(TASK BRIEF)
Select the lines that contain "resources" and copy each of them.

(Recorded data)
######
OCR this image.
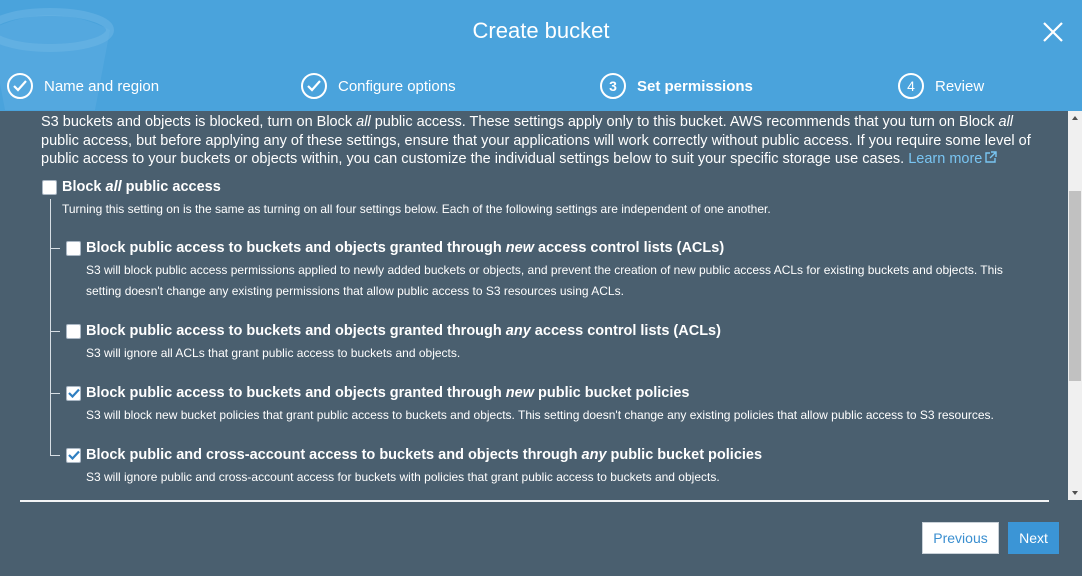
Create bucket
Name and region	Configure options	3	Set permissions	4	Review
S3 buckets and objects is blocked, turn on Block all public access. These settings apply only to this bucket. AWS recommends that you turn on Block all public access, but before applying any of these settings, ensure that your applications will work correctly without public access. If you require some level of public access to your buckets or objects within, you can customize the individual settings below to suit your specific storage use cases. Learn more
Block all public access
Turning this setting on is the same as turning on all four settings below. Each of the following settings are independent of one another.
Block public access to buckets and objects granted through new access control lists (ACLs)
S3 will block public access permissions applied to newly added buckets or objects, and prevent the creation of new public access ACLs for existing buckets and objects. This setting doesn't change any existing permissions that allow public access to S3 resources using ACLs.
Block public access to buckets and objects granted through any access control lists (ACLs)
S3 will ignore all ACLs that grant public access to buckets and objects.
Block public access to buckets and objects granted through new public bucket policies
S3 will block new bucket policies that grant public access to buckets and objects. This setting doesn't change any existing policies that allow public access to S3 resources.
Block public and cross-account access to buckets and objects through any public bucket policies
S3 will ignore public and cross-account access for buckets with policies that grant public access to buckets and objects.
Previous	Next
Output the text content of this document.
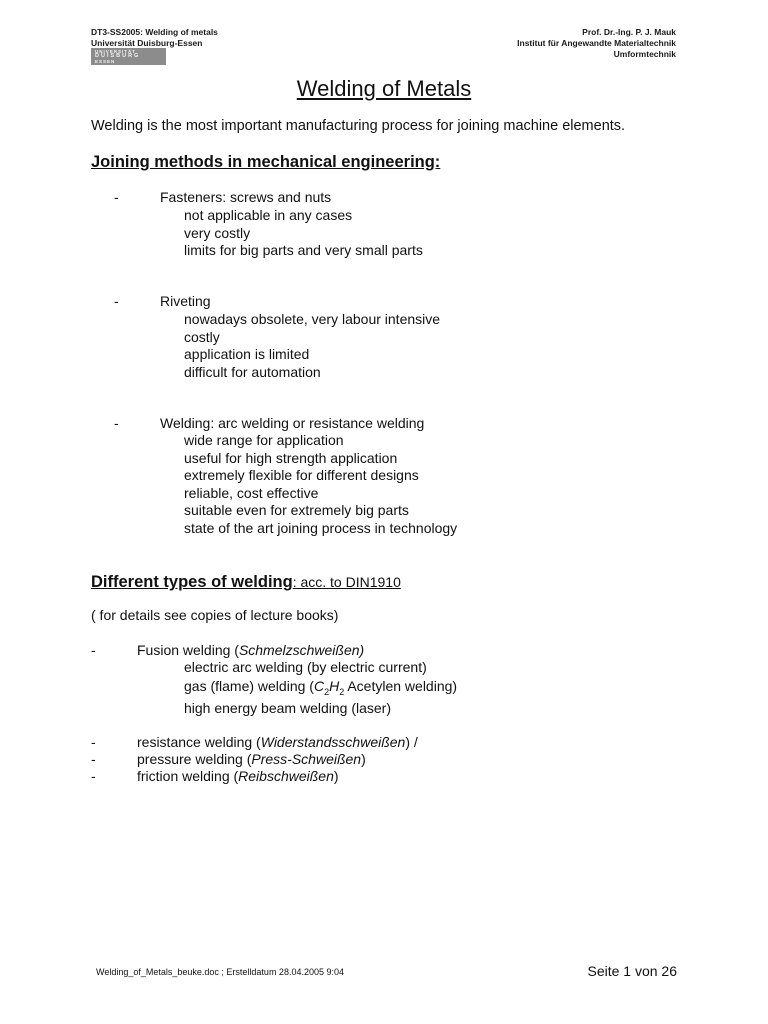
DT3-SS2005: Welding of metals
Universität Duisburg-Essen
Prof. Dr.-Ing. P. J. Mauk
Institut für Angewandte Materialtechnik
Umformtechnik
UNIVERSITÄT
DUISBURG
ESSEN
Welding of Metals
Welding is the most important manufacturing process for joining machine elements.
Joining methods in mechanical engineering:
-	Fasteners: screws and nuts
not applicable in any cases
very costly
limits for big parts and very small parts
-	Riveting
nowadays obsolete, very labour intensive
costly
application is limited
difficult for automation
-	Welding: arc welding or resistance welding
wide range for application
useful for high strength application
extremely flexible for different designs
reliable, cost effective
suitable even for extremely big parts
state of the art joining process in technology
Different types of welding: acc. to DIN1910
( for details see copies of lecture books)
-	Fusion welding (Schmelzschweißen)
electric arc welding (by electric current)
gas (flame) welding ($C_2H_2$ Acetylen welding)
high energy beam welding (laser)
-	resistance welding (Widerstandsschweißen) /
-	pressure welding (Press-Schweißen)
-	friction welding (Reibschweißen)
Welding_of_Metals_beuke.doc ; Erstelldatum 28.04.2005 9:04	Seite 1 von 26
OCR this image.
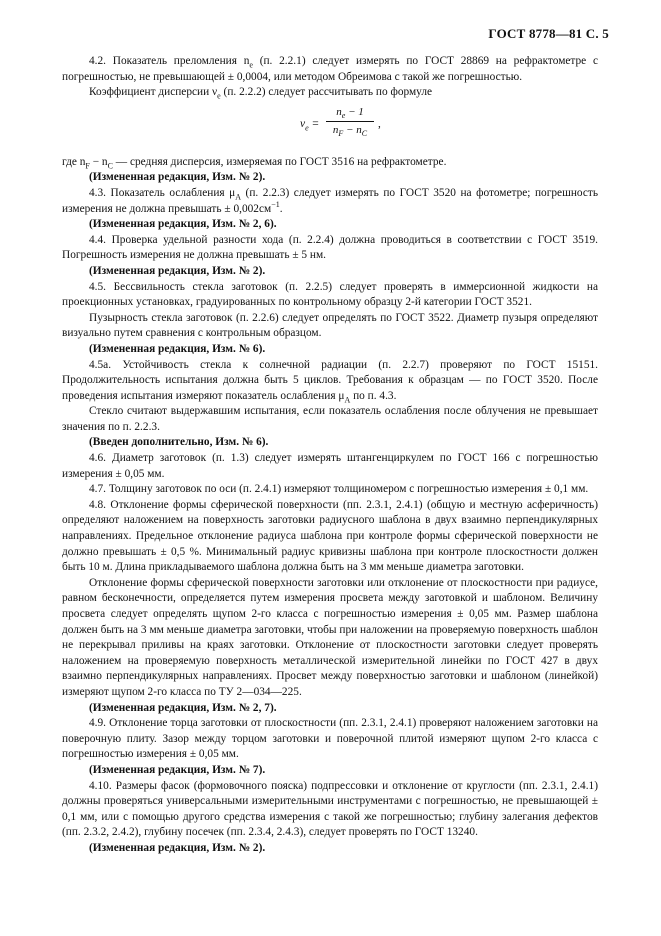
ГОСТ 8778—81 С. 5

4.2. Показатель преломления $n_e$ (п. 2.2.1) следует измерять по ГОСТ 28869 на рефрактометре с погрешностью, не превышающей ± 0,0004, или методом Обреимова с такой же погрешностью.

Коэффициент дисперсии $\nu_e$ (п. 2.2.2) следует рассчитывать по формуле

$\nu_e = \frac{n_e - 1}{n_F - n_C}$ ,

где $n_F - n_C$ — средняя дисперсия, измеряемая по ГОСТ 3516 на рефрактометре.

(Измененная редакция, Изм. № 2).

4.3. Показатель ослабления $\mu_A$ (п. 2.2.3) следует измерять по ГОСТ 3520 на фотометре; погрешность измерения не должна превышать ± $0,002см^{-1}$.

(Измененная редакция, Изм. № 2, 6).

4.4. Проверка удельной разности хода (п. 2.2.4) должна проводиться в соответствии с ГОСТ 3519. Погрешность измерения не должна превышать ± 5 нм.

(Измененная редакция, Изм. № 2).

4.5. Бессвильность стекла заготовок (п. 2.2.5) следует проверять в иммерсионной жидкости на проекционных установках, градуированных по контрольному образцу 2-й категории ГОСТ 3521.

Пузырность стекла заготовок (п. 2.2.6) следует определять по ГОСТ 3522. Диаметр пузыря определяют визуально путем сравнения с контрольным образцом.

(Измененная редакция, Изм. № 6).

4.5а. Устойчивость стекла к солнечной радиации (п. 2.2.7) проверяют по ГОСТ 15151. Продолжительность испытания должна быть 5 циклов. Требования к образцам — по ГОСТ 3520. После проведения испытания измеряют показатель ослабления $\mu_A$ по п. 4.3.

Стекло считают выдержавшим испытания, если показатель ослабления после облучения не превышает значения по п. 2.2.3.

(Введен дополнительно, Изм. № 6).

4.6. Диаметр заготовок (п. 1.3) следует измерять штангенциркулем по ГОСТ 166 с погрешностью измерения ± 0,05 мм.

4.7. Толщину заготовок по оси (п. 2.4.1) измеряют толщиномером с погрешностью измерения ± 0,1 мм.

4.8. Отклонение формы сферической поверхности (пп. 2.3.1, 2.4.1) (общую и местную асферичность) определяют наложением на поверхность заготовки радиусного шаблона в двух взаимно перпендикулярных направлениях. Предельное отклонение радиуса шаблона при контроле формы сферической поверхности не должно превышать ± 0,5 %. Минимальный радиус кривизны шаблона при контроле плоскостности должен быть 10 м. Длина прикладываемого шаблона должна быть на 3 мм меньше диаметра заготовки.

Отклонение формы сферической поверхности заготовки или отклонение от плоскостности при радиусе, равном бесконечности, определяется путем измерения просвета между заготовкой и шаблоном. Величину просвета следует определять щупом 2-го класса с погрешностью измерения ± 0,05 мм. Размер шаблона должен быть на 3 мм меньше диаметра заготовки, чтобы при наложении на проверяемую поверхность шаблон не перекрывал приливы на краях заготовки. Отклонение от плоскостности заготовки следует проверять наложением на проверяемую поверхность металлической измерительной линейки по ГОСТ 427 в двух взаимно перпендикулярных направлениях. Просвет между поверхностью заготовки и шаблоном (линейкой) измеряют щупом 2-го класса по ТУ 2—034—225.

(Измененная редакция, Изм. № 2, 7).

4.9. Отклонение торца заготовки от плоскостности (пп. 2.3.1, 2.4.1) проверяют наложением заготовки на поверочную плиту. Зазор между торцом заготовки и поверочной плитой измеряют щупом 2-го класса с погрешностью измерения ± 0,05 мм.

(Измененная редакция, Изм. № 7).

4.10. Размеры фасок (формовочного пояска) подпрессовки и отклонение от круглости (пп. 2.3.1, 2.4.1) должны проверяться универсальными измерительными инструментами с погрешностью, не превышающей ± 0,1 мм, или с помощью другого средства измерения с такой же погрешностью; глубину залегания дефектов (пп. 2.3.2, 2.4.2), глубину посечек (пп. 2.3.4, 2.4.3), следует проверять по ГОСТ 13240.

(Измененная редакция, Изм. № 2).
######
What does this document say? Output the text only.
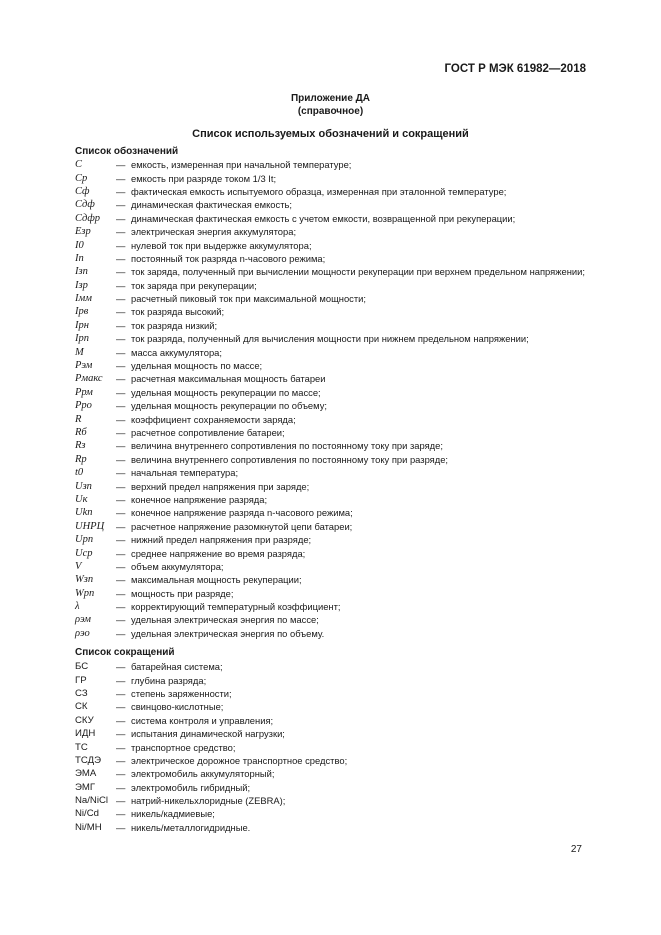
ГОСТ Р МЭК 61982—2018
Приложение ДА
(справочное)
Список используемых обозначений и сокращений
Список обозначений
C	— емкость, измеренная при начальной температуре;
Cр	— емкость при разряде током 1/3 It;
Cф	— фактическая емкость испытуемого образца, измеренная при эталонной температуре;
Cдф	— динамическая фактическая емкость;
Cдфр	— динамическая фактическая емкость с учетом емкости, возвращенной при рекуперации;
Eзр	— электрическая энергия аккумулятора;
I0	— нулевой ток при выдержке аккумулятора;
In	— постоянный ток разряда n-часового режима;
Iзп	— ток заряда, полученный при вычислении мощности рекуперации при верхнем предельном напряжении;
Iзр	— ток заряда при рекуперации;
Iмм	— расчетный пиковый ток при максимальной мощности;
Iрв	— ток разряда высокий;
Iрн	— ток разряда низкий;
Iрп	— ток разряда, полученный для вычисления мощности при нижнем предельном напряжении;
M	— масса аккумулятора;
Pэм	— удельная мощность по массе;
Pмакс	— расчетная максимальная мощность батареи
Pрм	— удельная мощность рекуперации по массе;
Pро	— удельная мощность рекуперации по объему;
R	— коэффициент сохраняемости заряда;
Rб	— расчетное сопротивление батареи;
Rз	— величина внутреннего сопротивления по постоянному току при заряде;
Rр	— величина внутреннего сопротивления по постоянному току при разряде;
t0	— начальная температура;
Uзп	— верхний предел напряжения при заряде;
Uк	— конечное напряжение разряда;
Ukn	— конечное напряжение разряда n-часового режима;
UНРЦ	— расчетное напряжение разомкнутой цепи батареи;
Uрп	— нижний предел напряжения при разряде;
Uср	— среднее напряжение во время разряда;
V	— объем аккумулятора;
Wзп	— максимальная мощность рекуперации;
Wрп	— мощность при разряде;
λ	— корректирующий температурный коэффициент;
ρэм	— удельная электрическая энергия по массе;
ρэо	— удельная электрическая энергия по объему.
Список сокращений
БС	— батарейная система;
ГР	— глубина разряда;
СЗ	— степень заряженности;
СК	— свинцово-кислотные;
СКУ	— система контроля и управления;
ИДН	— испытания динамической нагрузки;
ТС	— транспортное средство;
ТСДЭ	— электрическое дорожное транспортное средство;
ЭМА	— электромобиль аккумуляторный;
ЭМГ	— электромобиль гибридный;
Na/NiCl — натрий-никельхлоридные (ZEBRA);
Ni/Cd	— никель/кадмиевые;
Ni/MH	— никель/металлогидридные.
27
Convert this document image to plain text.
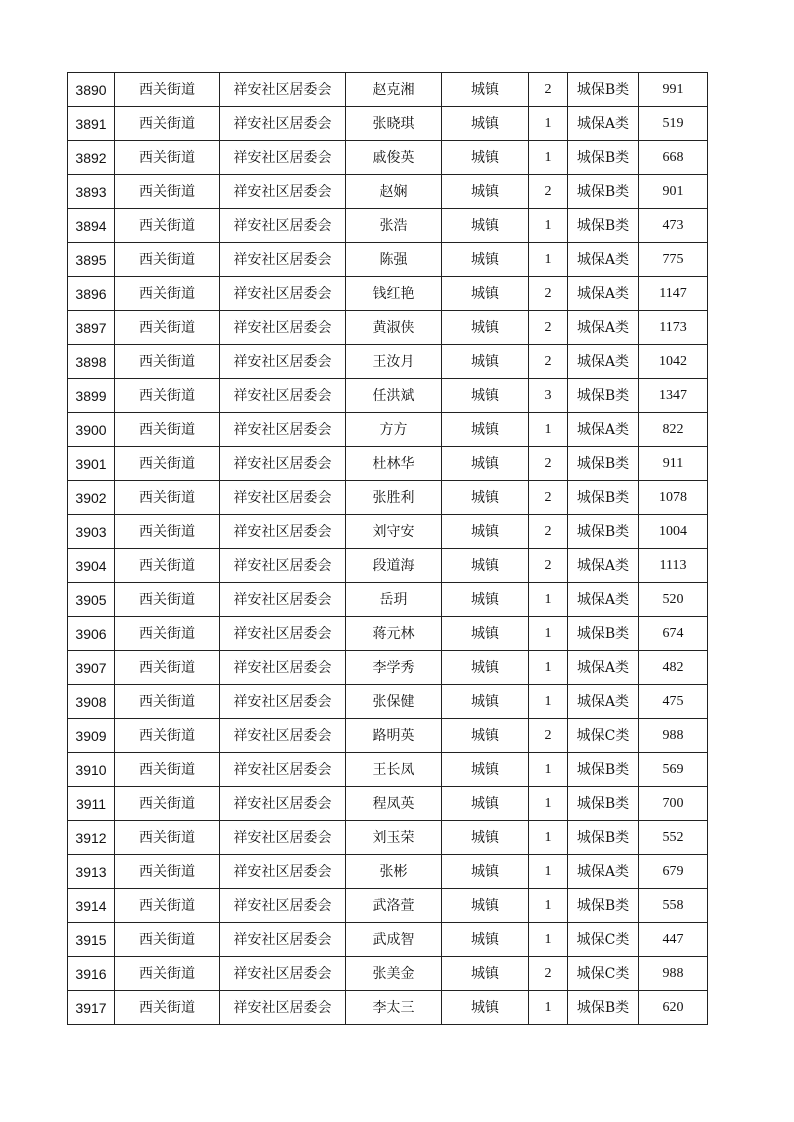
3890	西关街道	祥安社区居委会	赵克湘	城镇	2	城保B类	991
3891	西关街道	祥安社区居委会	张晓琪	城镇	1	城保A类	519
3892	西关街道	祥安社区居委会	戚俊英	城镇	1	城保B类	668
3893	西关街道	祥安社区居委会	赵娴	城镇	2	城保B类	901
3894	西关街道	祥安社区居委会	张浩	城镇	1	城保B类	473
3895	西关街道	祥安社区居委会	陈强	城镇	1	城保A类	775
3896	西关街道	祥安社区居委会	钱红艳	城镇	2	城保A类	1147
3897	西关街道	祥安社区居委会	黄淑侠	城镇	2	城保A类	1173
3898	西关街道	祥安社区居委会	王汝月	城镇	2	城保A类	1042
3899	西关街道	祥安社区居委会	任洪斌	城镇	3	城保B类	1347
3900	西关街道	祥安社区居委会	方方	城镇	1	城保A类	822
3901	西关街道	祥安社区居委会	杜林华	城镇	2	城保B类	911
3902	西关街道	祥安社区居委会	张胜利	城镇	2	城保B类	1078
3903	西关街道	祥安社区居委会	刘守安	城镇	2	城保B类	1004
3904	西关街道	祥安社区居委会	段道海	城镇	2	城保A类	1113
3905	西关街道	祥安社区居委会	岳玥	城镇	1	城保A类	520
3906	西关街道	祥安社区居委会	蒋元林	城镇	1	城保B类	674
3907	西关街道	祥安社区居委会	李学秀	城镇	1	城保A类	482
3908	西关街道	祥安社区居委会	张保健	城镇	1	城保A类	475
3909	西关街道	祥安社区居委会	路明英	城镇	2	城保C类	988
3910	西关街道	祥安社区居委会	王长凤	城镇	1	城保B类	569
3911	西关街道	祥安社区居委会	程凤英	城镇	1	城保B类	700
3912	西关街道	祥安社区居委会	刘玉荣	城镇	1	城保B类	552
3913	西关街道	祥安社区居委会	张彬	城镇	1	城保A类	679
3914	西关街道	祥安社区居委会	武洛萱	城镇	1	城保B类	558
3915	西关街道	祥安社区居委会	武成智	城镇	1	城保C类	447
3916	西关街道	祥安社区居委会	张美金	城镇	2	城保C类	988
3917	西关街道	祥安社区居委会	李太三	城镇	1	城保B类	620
######
(RESPONSE TO THIS TASK)
S3 will block public access permissions applied to newly added buckets or objects, and prevent the creation of new public access ACLs for existing buckets and objects. This setting doesn't change any existing permissions that allow public access to S3 resources using ACLs.
S3 will block new bucket policies that grant public access to buckets and objects. This setting doesn't change any existing policies that allow public access to S3 resources.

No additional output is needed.